Stored dataset items
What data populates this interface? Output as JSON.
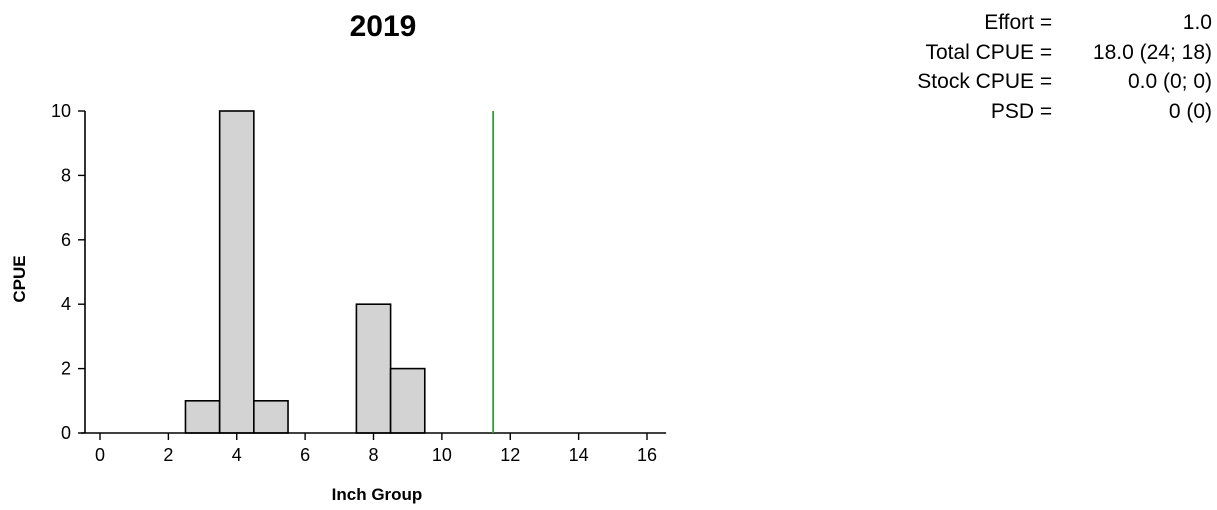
{
  "chart_data": {
    "type": "bar",
    "title": "2019",
    "xlabel": "Inch Group",
    "ylabel": "CPUE",
    "xlim": [
      -0.5,
      16.5
    ],
    "ylim": [
      0,
      10
    ],
    "xticks": [
      0,
      2,
      4,
      6,
      8,
      10,
      12,
      14,
      16
    ],
    "yticks": [
      0,
      2,
      4,
      6,
      8,
      10
    ],
    "x": [
      3,
      4,
      5,
      8,
      9
    ],
    "values": [
      1,
      10,
      1,
      4,
      2
    ],
    "bar_color": "#d3d3d3",
    "reference_line": {
      "x": 11.5,
      "color": "#2ca02c"
    },
    "grid": false,
    "legend": "none"
  },
  "stats": [
    {
      "label": "Effort",
      "eq": "=",
      "value": "1.0"
    },
    {
      "label": "Total CPUE",
      "eq": "=",
      "value": "18.0 (24; 18)"
    },
    {
      "label": "Stock CPUE",
      "eq": "=",
      "value": "0.0 (0; 0)"
    },
    {
      "label": "PSD",
      "eq": "=",
      "value": "0 (0)"
    }
  ]
}
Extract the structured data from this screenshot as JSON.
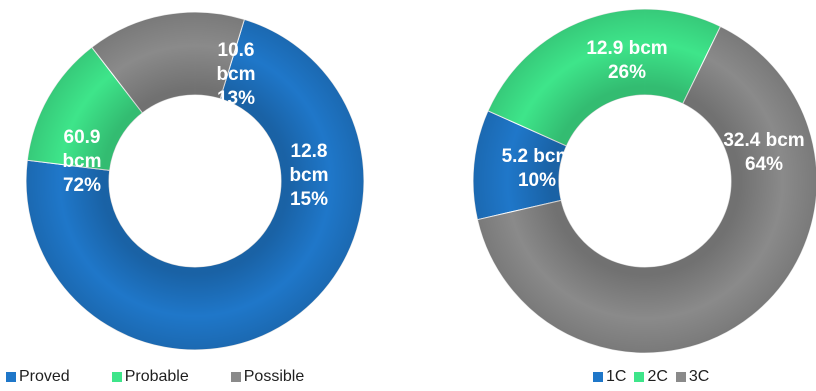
{
  "chart_data": [
    {
      "type": "pie",
      "donut": true,
      "legend_position": "bottom",
      "categories": [
        "Proved",
        "Probable",
        "Possible"
      ],
      "values": [
        60.9,
        10.6,
        12.8
      ],
      "percentages": [
        72,
        13,
        15
      ],
      "data_labels": [
        [
          "60.9",
          "bcm",
          "72%"
        ],
        [
          "10.6",
          "bcm",
          "13%"
        ],
        [
          "12.8",
          "bcm",
          "15%"
        ]
      ],
      "colors": [
        "#1f77c9",
        "#3ee58a",
        "#8a8a8a"
      ]
    },
    {
      "type": "pie",
      "donut": true,
      "legend_position": "bottom",
      "categories": [
        "1C",
        "2C",
        "3C"
      ],
      "values": [
        5.2,
        12.9,
        32.4
      ],
      "percentages": [
        10,
        26,
        64
      ],
      "data_labels": [
        [
          "5.2 bcm",
          "10%"
        ],
        [
          "12.9 bcm",
          "26%"
        ],
        [
          "32.4 bcm",
          "64%"
        ]
      ],
      "colors": [
        "#1f77c9",
        "#3ee58a",
        "#8a8a8a"
      ]
    }
  ]
}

* SET EXERCISE: Ascertain the number of lines in the entries that include the word "this", and report only that number.

* WRITTEN SOLUTION: 2